§ **What needs to be done**: Wherever "data" appears in a line, copy that line.

§ **Records to use**:
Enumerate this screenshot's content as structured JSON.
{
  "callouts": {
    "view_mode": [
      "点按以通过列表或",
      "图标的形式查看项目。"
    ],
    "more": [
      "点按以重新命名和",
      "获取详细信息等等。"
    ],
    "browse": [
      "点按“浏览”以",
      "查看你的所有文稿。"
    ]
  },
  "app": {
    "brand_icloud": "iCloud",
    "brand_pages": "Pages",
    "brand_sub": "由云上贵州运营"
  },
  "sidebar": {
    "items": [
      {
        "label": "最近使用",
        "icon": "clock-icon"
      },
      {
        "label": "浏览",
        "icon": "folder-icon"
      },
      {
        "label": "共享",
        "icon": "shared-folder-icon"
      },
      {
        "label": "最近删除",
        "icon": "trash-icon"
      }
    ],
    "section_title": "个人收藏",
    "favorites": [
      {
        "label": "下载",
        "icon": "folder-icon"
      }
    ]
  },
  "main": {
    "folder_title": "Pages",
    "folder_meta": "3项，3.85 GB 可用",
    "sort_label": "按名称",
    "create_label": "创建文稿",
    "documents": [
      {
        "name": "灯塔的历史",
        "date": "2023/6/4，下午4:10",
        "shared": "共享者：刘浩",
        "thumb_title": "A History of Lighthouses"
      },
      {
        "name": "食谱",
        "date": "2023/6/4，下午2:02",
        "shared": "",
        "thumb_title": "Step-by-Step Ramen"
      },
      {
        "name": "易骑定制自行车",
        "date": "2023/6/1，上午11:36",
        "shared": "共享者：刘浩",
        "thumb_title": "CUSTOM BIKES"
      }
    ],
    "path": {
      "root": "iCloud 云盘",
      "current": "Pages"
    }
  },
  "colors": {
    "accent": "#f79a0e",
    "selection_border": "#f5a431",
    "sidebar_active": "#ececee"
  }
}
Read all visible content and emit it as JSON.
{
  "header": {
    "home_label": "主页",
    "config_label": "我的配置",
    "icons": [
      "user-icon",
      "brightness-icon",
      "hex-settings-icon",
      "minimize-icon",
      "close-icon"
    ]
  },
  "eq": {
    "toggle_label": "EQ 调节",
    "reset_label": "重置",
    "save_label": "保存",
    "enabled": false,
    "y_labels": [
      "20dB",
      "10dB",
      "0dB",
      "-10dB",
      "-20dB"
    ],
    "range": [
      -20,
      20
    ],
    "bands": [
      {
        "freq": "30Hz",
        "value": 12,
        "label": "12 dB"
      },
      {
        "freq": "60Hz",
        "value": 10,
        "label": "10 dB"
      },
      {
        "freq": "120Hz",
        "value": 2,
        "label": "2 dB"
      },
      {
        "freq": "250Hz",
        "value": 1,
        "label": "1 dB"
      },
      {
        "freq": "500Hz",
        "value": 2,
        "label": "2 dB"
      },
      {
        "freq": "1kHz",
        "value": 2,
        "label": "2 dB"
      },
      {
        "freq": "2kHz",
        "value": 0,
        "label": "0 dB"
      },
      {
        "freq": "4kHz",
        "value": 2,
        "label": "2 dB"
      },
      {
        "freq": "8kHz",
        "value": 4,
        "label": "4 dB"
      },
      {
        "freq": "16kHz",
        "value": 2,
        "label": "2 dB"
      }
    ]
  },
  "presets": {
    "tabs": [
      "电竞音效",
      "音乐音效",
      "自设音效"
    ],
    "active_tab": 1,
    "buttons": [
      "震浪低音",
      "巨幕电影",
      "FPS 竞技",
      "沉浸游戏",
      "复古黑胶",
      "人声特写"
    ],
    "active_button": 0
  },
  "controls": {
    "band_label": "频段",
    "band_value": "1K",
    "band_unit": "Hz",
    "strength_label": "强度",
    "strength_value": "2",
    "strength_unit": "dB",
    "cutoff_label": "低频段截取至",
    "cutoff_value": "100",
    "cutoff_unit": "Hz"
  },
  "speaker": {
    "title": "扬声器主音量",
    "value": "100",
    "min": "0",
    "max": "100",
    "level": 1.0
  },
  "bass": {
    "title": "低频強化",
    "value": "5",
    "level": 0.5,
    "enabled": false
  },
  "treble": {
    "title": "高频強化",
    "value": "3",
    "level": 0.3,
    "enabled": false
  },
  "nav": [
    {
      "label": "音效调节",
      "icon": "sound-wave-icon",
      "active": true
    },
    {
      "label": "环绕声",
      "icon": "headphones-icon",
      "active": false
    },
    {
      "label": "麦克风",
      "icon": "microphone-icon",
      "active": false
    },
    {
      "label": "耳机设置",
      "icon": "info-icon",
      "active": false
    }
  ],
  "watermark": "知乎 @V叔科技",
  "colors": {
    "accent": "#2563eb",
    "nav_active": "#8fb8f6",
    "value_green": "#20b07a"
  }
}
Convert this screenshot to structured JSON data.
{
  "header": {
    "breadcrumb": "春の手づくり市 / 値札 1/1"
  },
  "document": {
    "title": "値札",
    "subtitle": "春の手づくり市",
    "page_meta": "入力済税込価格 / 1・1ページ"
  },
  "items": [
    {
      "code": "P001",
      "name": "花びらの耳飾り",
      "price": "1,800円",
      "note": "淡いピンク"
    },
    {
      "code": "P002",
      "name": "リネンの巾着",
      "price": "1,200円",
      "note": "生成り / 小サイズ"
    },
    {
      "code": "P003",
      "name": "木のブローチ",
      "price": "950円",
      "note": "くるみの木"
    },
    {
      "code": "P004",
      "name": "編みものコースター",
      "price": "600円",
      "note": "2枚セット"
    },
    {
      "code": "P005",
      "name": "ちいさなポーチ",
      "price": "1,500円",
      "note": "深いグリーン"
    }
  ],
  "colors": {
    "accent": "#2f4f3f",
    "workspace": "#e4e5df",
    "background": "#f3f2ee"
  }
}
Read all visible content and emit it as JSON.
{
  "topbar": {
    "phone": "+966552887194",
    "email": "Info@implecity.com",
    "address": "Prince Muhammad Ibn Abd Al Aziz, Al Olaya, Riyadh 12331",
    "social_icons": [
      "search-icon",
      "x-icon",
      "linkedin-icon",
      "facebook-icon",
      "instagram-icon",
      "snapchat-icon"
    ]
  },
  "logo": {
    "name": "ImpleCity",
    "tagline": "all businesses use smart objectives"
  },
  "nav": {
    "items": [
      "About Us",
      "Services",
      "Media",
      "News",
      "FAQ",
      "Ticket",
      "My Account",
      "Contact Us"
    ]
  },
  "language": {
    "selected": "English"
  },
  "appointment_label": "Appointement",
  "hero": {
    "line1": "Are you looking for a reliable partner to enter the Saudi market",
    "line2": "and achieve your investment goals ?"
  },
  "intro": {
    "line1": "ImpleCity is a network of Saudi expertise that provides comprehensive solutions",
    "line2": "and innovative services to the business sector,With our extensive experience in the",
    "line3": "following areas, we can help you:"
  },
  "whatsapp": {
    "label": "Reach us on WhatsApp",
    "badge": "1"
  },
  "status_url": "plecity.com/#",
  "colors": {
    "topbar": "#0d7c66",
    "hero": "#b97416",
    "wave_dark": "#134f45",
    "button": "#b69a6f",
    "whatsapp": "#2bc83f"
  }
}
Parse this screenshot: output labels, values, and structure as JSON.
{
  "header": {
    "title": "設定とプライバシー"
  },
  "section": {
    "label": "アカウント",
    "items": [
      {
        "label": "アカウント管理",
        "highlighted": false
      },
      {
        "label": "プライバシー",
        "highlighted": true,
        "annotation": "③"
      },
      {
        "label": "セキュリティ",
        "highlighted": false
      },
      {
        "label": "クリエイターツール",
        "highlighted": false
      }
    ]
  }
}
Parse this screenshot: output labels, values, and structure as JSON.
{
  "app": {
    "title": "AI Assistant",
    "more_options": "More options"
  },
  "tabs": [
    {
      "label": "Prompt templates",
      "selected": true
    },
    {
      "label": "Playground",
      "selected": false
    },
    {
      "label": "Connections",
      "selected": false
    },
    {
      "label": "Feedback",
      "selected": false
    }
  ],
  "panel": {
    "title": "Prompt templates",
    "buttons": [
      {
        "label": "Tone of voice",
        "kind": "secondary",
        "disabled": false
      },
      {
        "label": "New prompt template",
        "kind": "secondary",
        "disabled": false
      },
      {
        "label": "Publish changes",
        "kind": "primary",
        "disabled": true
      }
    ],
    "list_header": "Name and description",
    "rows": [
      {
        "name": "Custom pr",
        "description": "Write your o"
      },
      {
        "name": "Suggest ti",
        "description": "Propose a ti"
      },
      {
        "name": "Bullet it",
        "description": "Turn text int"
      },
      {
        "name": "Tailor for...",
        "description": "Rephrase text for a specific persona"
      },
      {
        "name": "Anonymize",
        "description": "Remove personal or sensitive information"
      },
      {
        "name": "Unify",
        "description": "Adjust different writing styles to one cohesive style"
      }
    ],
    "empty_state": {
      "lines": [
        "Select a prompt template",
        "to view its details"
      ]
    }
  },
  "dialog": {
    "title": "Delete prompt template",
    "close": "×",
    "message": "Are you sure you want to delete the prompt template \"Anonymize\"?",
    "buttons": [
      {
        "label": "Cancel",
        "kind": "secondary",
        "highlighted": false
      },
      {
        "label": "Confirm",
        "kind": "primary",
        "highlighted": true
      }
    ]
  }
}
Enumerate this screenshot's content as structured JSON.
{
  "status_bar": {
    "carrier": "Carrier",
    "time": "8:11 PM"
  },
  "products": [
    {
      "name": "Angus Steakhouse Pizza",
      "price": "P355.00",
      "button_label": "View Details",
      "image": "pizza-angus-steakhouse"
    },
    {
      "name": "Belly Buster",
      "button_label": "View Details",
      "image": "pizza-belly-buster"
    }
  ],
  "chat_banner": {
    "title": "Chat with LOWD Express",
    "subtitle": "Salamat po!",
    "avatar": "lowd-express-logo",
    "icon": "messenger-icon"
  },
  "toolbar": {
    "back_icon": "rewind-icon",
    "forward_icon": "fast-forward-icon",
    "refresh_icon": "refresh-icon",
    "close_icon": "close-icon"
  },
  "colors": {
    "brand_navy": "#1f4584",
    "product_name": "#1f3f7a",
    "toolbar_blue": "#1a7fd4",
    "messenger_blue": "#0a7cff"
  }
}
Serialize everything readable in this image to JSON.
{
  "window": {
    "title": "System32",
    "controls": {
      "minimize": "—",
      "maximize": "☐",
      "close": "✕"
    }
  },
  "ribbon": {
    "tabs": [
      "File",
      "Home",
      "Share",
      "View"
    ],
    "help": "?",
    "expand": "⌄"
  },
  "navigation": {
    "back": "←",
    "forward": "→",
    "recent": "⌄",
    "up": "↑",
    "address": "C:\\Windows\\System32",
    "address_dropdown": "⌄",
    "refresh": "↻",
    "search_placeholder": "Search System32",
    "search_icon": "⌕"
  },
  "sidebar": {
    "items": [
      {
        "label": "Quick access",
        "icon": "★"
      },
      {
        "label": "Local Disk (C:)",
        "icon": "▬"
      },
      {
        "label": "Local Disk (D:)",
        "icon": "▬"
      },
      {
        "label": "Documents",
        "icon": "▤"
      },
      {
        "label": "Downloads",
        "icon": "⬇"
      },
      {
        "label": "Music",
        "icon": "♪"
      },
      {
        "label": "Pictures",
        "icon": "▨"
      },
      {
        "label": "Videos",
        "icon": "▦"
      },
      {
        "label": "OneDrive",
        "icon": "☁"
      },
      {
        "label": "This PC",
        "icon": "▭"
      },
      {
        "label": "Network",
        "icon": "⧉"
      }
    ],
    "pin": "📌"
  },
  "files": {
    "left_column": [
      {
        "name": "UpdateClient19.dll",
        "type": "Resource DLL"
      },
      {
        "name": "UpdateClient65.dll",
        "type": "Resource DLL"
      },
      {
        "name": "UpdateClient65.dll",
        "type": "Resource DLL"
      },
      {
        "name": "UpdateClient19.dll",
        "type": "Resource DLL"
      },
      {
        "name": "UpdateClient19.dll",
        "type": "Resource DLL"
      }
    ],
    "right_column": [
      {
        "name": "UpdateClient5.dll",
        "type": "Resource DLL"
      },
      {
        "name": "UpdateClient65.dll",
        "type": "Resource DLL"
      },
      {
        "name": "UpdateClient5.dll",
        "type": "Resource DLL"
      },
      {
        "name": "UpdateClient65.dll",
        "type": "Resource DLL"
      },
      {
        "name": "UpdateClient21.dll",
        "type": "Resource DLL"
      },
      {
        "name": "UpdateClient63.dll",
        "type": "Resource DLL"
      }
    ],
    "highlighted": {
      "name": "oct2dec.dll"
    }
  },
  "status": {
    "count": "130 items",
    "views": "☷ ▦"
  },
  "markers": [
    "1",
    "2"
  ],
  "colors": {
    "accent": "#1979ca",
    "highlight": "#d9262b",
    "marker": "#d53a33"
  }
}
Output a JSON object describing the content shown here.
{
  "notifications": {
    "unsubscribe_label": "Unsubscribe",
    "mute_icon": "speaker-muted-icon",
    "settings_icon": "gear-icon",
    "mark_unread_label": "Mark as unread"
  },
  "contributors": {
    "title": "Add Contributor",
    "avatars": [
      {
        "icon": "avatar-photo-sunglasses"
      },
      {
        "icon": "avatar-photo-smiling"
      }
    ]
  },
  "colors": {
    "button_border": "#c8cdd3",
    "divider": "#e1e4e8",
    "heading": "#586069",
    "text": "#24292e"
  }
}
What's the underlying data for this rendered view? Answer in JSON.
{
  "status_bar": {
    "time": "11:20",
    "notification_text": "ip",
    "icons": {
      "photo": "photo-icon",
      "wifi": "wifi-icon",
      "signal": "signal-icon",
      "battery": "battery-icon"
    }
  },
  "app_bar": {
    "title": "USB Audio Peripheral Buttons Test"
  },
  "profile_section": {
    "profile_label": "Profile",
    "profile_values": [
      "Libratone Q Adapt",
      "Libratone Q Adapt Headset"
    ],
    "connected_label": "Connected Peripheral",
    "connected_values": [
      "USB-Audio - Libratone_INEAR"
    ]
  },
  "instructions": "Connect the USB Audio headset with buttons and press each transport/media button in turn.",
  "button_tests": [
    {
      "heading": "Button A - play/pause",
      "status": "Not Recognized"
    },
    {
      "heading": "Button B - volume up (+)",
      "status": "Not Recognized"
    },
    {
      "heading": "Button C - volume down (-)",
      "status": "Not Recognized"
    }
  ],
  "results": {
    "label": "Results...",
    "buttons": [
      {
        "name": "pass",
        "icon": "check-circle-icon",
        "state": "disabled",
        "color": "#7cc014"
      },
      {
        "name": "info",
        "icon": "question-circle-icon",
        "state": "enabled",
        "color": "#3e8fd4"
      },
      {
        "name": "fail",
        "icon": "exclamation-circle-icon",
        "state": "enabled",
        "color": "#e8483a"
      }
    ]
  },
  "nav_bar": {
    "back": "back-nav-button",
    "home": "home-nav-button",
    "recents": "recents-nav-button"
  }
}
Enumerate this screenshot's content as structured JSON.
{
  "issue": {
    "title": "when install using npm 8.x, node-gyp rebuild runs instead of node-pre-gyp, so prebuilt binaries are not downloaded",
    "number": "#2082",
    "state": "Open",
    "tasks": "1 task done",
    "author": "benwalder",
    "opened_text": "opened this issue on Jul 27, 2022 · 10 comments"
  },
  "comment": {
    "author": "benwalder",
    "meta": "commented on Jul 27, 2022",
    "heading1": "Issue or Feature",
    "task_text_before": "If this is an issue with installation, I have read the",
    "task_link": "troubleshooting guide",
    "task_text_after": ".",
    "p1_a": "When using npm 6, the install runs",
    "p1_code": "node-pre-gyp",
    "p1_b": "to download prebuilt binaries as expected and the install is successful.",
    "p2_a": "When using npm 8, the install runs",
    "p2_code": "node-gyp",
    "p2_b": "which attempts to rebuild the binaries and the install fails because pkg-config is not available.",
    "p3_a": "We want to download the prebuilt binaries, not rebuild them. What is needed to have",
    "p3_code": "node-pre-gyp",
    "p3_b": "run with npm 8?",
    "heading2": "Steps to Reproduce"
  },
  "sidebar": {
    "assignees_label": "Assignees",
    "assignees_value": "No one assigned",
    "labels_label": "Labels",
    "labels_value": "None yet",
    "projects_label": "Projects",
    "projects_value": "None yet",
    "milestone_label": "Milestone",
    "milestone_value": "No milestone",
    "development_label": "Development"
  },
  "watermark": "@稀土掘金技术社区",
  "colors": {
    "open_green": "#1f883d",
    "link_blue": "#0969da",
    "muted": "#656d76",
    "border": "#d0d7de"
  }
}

§ **Solved exercise**:
Convert this screenshot to structured JSON data.
What's the underlying data for this rendered view? Answer in JSON.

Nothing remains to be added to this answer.